- To do
Scan the data. Collect each line that contains the word "DOROTHY".

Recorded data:
☆ ☆ ☆ ☆ ☆

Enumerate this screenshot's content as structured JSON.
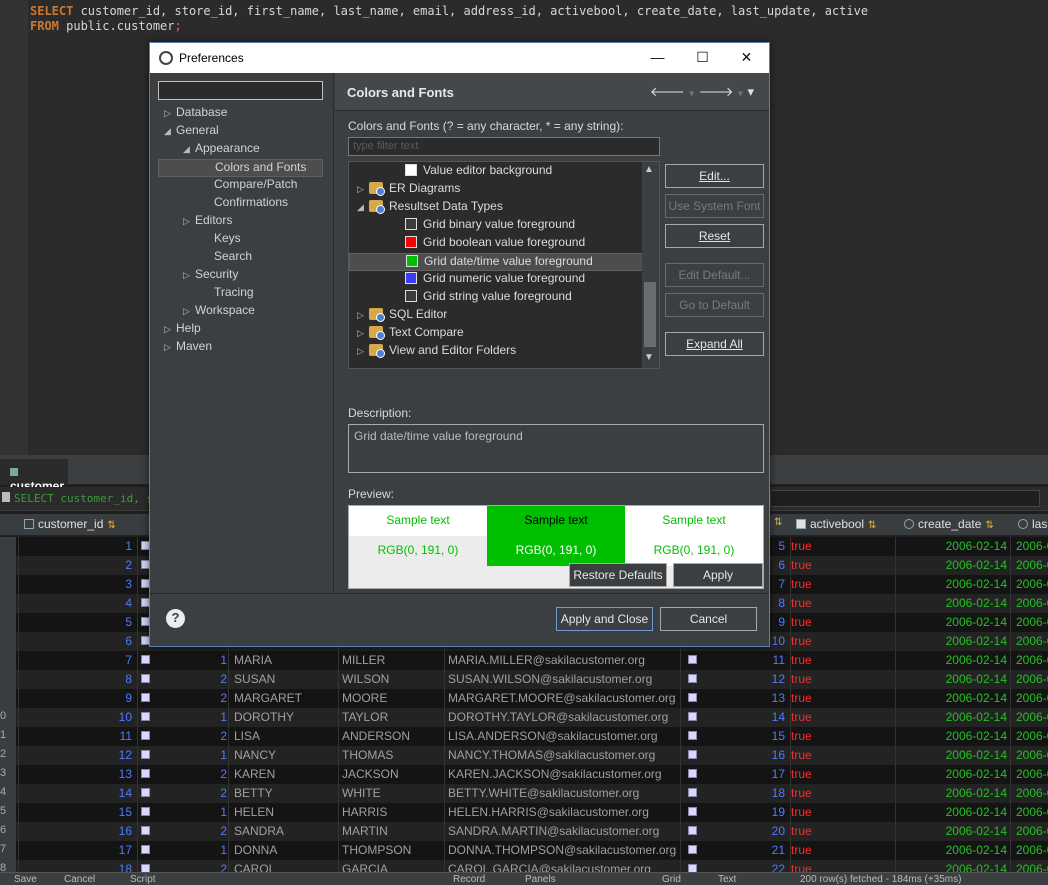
{
  "editor": {
    "line1_kw": "SELECT",
    "line1_rest": " customer_id, store_id, first_name, last_name, email, address_id, activebool, create_date, last_update, active",
    "line2_kw": "FROM",
    "line2_rest": " public.customer",
    "line2_semi": ";"
  },
  "results": {
    "tab_label": "customer",
    "filter_text": "SELECT customer_id, stor",
    "columns": {
      "customer_id": "customer_id",
      "activebool": "activebool",
      "create_date": "create_date",
      "last": "las"
    },
    "rows": [
      {
        "n": "",
        "id": "1",
        "store": "",
        "first": "",
        "last": "",
        "email": "",
        "addr": "5",
        "active": "true",
        "date": "2006-02-14",
        "upd": "2006-0"
      },
      {
        "n": "",
        "id": "2",
        "store": "",
        "first": "",
        "last": "",
        "email": "",
        "addr": "6",
        "active": "true",
        "date": "2006-02-14",
        "upd": "2006-0"
      },
      {
        "n": "",
        "id": "3",
        "store": "",
        "first": "",
        "last": "",
        "email": "",
        "addr": "7",
        "active": "true",
        "date": "2006-02-14",
        "upd": "2006-0"
      },
      {
        "n": "",
        "id": "4",
        "store": "",
        "first": "",
        "last": "",
        "email": "",
        "addr": "8",
        "active": "true",
        "date": "2006-02-14",
        "upd": "2006-0"
      },
      {
        "n": "",
        "id": "5",
        "store": "",
        "first": "",
        "last": "",
        "email": "",
        "addr": "9",
        "active": "true",
        "date": "2006-02-14",
        "upd": "2006-0"
      },
      {
        "n": "",
        "id": "6",
        "store": "",
        "first": "",
        "last": "",
        "email": "",
        "addr": "10",
        "active": "true",
        "date": "2006-02-14",
        "upd": "2006-0"
      },
      {
        "n": "",
        "id": "7",
        "store": "1",
        "first": "MARIA",
        "last": "MILLER",
        "email": "MARIA.MILLER@sakilacustomer.org",
        "addr": "11",
        "active": "true",
        "date": "2006-02-14",
        "upd": "2006-0"
      },
      {
        "n": "",
        "id": "8",
        "store": "2",
        "first": "SUSAN",
        "last": "WILSON",
        "email": "SUSAN.WILSON@sakilacustomer.org",
        "addr": "12",
        "active": "true",
        "date": "2006-02-14",
        "upd": "2006-0"
      },
      {
        "n": "",
        "id": "9",
        "store": "2",
        "first": "MARGARET",
        "last": "MOORE",
        "email": "MARGARET.MOORE@sakilacustomer.org",
        "addr": "13",
        "active": "true",
        "date": "2006-02-14",
        "upd": "2006-0"
      },
      {
        "n": "0",
        "id": "10",
        "store": "1",
        "first": "DOROTHY",
        "last": "TAYLOR",
        "email": "DOROTHY.TAYLOR@sakilacustomer.org",
        "addr": "14",
        "active": "true",
        "date": "2006-02-14",
        "upd": "2006-0"
      },
      {
        "n": "1",
        "id": "11",
        "store": "2",
        "first": "LISA",
        "last": "ANDERSON",
        "email": "LISA.ANDERSON@sakilacustomer.org",
        "addr": "15",
        "active": "true",
        "date": "2006-02-14",
        "upd": "2006-0"
      },
      {
        "n": "2",
        "id": "12",
        "store": "1",
        "first": "NANCY",
        "last": "THOMAS",
        "email": "NANCY.THOMAS@sakilacustomer.org",
        "addr": "16",
        "active": "true",
        "date": "2006-02-14",
        "upd": "2006-0"
      },
      {
        "n": "3",
        "id": "13",
        "store": "2",
        "first": "KAREN",
        "last": "JACKSON",
        "email": "KAREN.JACKSON@sakilacustomer.org",
        "addr": "17",
        "active": "true",
        "date": "2006-02-14",
        "upd": "2006-0"
      },
      {
        "n": "4",
        "id": "14",
        "store": "2",
        "first": "BETTY",
        "last": "WHITE",
        "email": "BETTY.WHITE@sakilacustomer.org",
        "addr": "18",
        "active": "true",
        "date": "2006-02-14",
        "upd": "2006-0"
      },
      {
        "n": "5",
        "id": "15",
        "store": "1",
        "first": "HELEN",
        "last": "HARRIS",
        "email": "HELEN.HARRIS@sakilacustomer.org",
        "addr": "19",
        "active": "true",
        "date": "2006-02-14",
        "upd": "2006-0"
      },
      {
        "n": "6",
        "id": "16",
        "store": "2",
        "first": "SANDRA",
        "last": "MARTIN",
        "email": "SANDRA.MARTIN@sakilacustomer.org",
        "addr": "20",
        "active": "true",
        "date": "2006-02-14",
        "upd": "2006-0"
      },
      {
        "n": "7",
        "id": "17",
        "store": "1",
        "first": "DONNA",
        "last": "THOMPSON",
        "email": "DONNA.THOMPSON@sakilacustomer.org",
        "addr": "21",
        "active": "true",
        "date": "2006-02-14",
        "upd": "2006-0"
      },
      {
        "n": "8",
        "id": "18",
        "store": "2",
        "first": "CAROL",
        "last": "GARCIA",
        "email": "CAROL.GARCIA@sakilacustomer.org",
        "addr": "22",
        "active": "true",
        "date": "2006-02-14",
        "upd": "2006-0"
      }
    ]
  },
  "statusbar": {
    "save": "Save",
    "cancel": "Cancel",
    "script": "Script",
    "record": "Record",
    "panels": "Panels",
    "grid": "Grid",
    "text": "Text",
    "fetched": "200 row(s) fetched - 184ms (+35ms)"
  },
  "dialog": {
    "title": "Preferences",
    "minimize": "—",
    "maximize": "☐",
    "close": "✕",
    "tree": [
      {
        "label": "Database",
        "arrow": "▷",
        "level": 0
      },
      {
        "label": "General",
        "arrow": "◢",
        "level": 0
      },
      {
        "label": "Appearance",
        "arrow": "◢",
        "level": 1
      },
      {
        "label": "Colors and Fonts",
        "arrow": "",
        "level": 2,
        "selected": true
      },
      {
        "label": "Compare/Patch",
        "arrow": "",
        "level": 2
      },
      {
        "label": "Confirmations",
        "arrow": "",
        "level": 2
      },
      {
        "label": "Editors",
        "arrow": "▷",
        "level": 1
      },
      {
        "label": "Keys",
        "arrow": "",
        "level": 2
      },
      {
        "label": "Search",
        "arrow": "",
        "level": 2
      },
      {
        "label": "Security",
        "arrow": "▷",
        "level": 1
      },
      {
        "label": "Tracing",
        "arrow": "",
        "level": 2
      },
      {
        "label": "Workspace",
        "arrow": "▷",
        "level": 1
      },
      {
        "label": "Help",
        "arrow": "▷",
        "level": 0
      },
      {
        "label": "Maven",
        "arrow": "▷",
        "level": 0
      }
    ],
    "page_title": "Colors and Fonts",
    "subtitle": "Colors and Fonts (? = any character, * = any string):",
    "filter_placeholder": "type filter text",
    "items": [
      {
        "label": "Value editor background",
        "kind": "swatch",
        "color": "#ffffff",
        "indent": 2,
        "arrow": ""
      },
      {
        "label": "ER Diagrams",
        "kind": "folder",
        "indent": 0,
        "arrow": "▷"
      },
      {
        "label": "Resultset Data Types",
        "kind": "folder",
        "indent": 0,
        "arrow": "◢"
      },
      {
        "label": "Grid binary value foreground",
        "kind": "swatch",
        "color": "#3c3c3c",
        "indent": 2,
        "arrow": ""
      },
      {
        "label": "Grid boolean value foreground",
        "kind": "swatch",
        "color": "#ff0000",
        "indent": 2,
        "arrow": ""
      },
      {
        "label": "Grid date/time value foreground",
        "kind": "swatch",
        "color": "#00bf00",
        "indent": 2,
        "arrow": "",
        "selected": true
      },
      {
        "label": "Grid numeric value foreground",
        "kind": "swatch",
        "color": "#3b3bff",
        "indent": 2,
        "arrow": ""
      },
      {
        "label": "Grid string value foreground",
        "kind": "swatch",
        "color": "#3c3c3c",
        "indent": 2,
        "arrow": ""
      },
      {
        "label": "SQL Editor",
        "kind": "folder",
        "indent": 0,
        "arrow": "▷"
      },
      {
        "label": "Text Compare",
        "kind": "folder",
        "indent": 0,
        "arrow": "▷"
      },
      {
        "label": "View and Editor Folders",
        "kind": "folder",
        "indent": 0,
        "arrow": "▷"
      }
    ],
    "buttons": {
      "edit": "Edit...",
      "use_system_font": "Use System Font",
      "reset": "Reset",
      "edit_default": "Edit Default...",
      "go_to_default": "Go to Default",
      "expand_all": "Expand All",
      "restore_defaults": "Restore Defaults",
      "apply": "Apply",
      "apply_close": "Apply and Close",
      "cancel": "Cancel"
    },
    "description_label": "Description:",
    "description": "Grid date/time value foreground",
    "preview_label": "Preview:",
    "preview": {
      "sample": "Sample text",
      "rgb": "RGB(0, 191, 0)",
      "color": "#00bf00"
    }
  }
}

☆ ☆ ☆ ☆ ☆

- Output
        "first": "DOROTHY",
        "email": "DOROTHY.TAYLOR@sakilacustomer.org",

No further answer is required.